What to do -> Rewrite the material, starting at the line that has "size-circle-large-icon [178,61,199,82]" and ending after the line that has "timeline-month-label: 3月 [630,566,650,585]". Substitute "timeline-tick-label" for every "timeline-month-label", and leave everything else unchanged.

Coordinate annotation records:

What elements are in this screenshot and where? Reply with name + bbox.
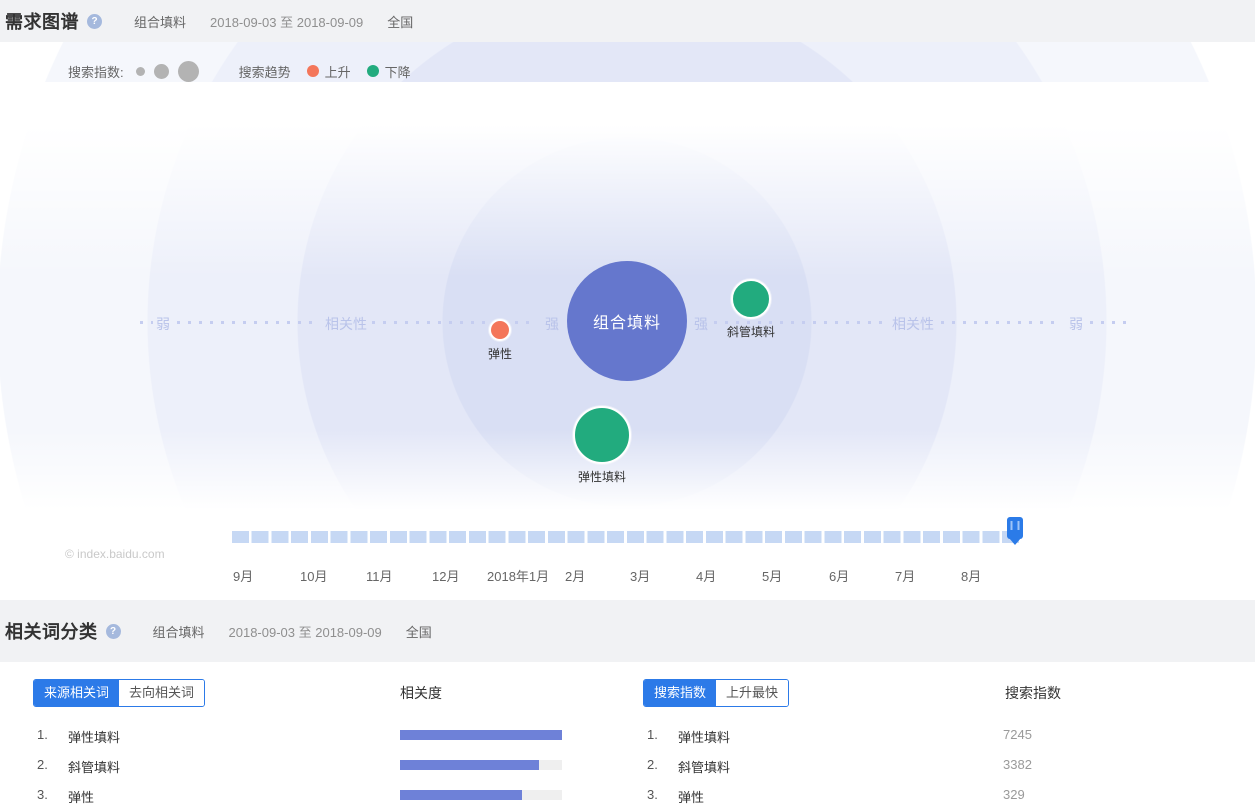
size-circle-large-icon [178,61,199,82]
help-icon[interactable] [87,14,102,29]
trend-up-dot-icon [307,65,319,77]
bubble-label: 弹性 [488,345,512,362]
trend-down-dot-icon [367,65,379,77]
related-word-tab-active[interactable]: 来源相关词 [34,680,119,706]
timeline-month-label: 11月 [366,566,393,585]
rings-top-fade [0,82,1255,277]
size-circle-medium-icon [154,64,169,79]
related-word-bubble[interactable] [573,406,631,464]
demand-map-region: 全国 [387,12,413,31]
row-rank: 1. [647,727,658,742]
relevance-column-header: 相关度 [400,683,442,703]
timeline-month-label: 7月 [895,566,915,585]
row-rank: 3. [647,787,658,802]
axis-label: 强 [694,314,708,334]
center-keyword-bubble[interactable]: 组合填料 [567,261,687,381]
bubble-label: 斜管填料 [727,323,775,340]
timeline-month-label: 9月 [233,566,253,585]
table-row: 3. 弹性 329 [0,787,1255,803]
table-row: 2. 斜管填料 3382 [0,757,1255,773]
timeline-month-label: 10月 [300,566,327,585]
related-word-link[interactable]: 斜管填料 [678,757,730,776]
timeline-month-label: 2018年1月 [487,566,549,585]
search-index-tab-active[interactable]: 搜索指数 [644,680,716,706]
timeline-month-label: 6月 [829,566,849,585]
timeline-month-label: 3月 [630,566,650,585]
center-bubble-label: 组合填料 [567,261,687,381]
related-word-link[interactable]: 弹性填料 [678,727,730,746]
demand-map-title: 需求图谱 [5,8,79,34]
timeline-slider-handle[interactable] [1007,517,1023,539]
demand-map-date-range: 2018-09-03 至 2018-09-09 [210,12,363,31]
related-word-link[interactable]: 弹性 [678,787,704,806]
related-words-title: 相关词分类 [5,618,98,644]
row-rank: 2. [647,757,658,772]
axis-dotted-line [1090,321,1128,324]
table-row: 1. 弹性填料 7245 [0,727,1255,743]
axis-label: 相关性 [892,314,934,334]
timeline-month-label: 8月 [961,566,981,585]
search-index-tab-group: 搜索指数上升最快 [643,679,789,707]
demand-map-card: 搜索指数: 搜索趋势 上升 下降 弱 相关性 强 强 相关性 弱 组合填料弹性 斜管填料弹性… [0,42,1255,600]
timeline-month-label: 4月 [696,566,716,585]
search-index-value: 7245 [1003,727,1032,742]
axis-label: 强 [545,314,559,334]
related-words-keyword: 组合填料 [153,622,205,641]
related-word-tab[interactable]: 去向相关词 [119,680,204,706]
axis-label: 弱 [156,314,170,334]
search-index-column-header: 搜索指数 [1005,683,1061,703]
timeline-month-label: 5月 [762,566,782,585]
search-index-tab[interactable]: 上升最快 [716,680,788,706]
slider-grip-icon [1011,521,1020,530]
axis-dotted-line [140,321,153,324]
demand-map-header: 需求图谱 组合填料 2018-09-03 至 2018-09-09 全国 [0,0,1255,42]
bubble-label: 弹性填料 [578,468,626,485]
related-words-date-range: 2018-09-03 至 2018-09-09 [229,622,382,641]
legend-trend-label: 搜索趋势 [239,62,291,81]
search-index-value: 329 [1003,787,1025,802]
timeline-track[interactable] [232,531,1022,543]
related-words-region: 全国 [406,622,432,641]
demand-map-keyword: 组合填料 [134,12,186,31]
legend-size-label: 搜索指数: [68,62,124,81]
related-word-bubble[interactable] [489,319,511,341]
timeline-month-label: 2月 [565,566,585,585]
axis-label: 相关性 [325,314,367,334]
chart-bottom-area [0,512,1255,600]
related-word-bubble[interactable] [731,279,771,319]
axis-dotted-line [941,321,1060,324]
size-circle-small-icon [136,67,145,76]
search-index-value: 3382 [1003,757,1032,772]
legend-up-label: 上升 [325,62,351,81]
watermark: © index.baidu.com [65,547,165,561]
axis-label: 弱 [1069,314,1083,334]
axis-dotted-line [177,321,320,324]
source-words-tab-group: 来源相关词去向相关词 [33,679,205,707]
chart-legend: 搜索指数: 搜索趋势 上升 下降 [68,58,411,84]
help-icon[interactable] [106,624,121,639]
related-words-card: 来源相关词去向相关词 相关度 搜索指数上升最快 搜索指数 1.弹性填料2.斜管填… [0,662,1255,811]
timeline-month-label: 12月 [432,566,459,585]
legend-down-label: 下降 [385,62,411,81]
related-words-header: 相关词分类 组合填料 2018-09-03 至 2018-09-09 全国 [0,600,1255,662]
axis-dotted-line [372,321,537,324]
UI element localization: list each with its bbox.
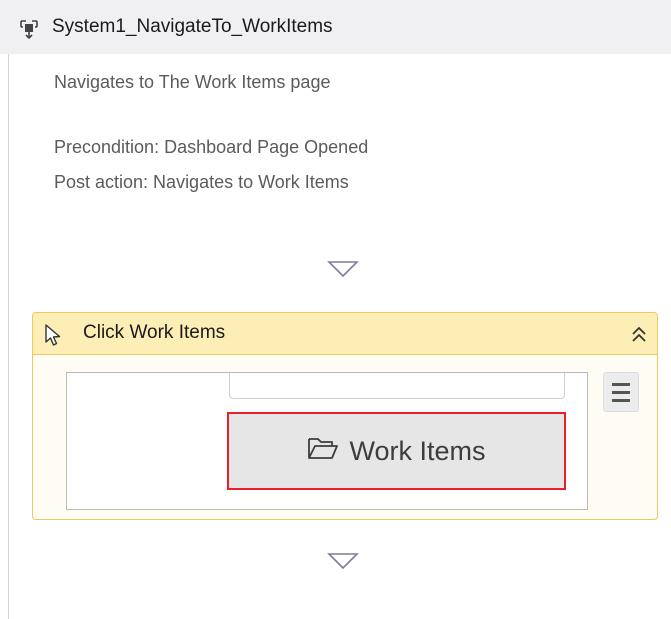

The completed task ->
size-circle-large-icon [178,61,199,82]
help-icon[interactable] [87,14,102,29]
trend-up-dot-icon [307,65,319,77]
bubble-label: 弹性 [488,345,512,362]
trend-down-dot-icon [367,65,379,77]
related-word-tab-active[interactable]: 来源相关词 [34,680,119,706]
timeline-tick-label: 11月 [366,566,393,585]
rings-top-fade [0,82,1255,277]
size-circle-medium-icon [154,64,169,79]
related-word-bubble[interactable] [573,406,631,464]
demand-map-region: 全国 [387,12,413,31]
row-rank: 1. [647,727,658,742]
relevance-column-header: 相关度 [400,683,442,703]
timeline-tick-label: 7月 [895,566,915,585]
row-rank: 3. [647,787,658,802]
axis-label: 强 [694,314,708,334]
center-keyword-bubble[interactable]: 组合填料 [567,261,687,381]
bubble-label: 斜管填料 [727,323,775,340]
timeline-tick-label: 9月 [233,566,253,585]
table-row: 3. 弹性 329 [0,787,1255,803]
table-row: 2. 斜管填料 3382 [0,757,1255,773]
timeline-tick-label: 10月 [300,566,327,585]
related-word-link[interactable]: 斜管填料 [678,757,730,776]
timeline-tick-label: 2018年1月 [487,566,549,585]
search-index-tab-active[interactable]: 搜索指数 [644,680,716,706]
timeline-tick-label: 6月 [829,566,849,585]
timeline-tick-label: 3月 [630,566,650,585]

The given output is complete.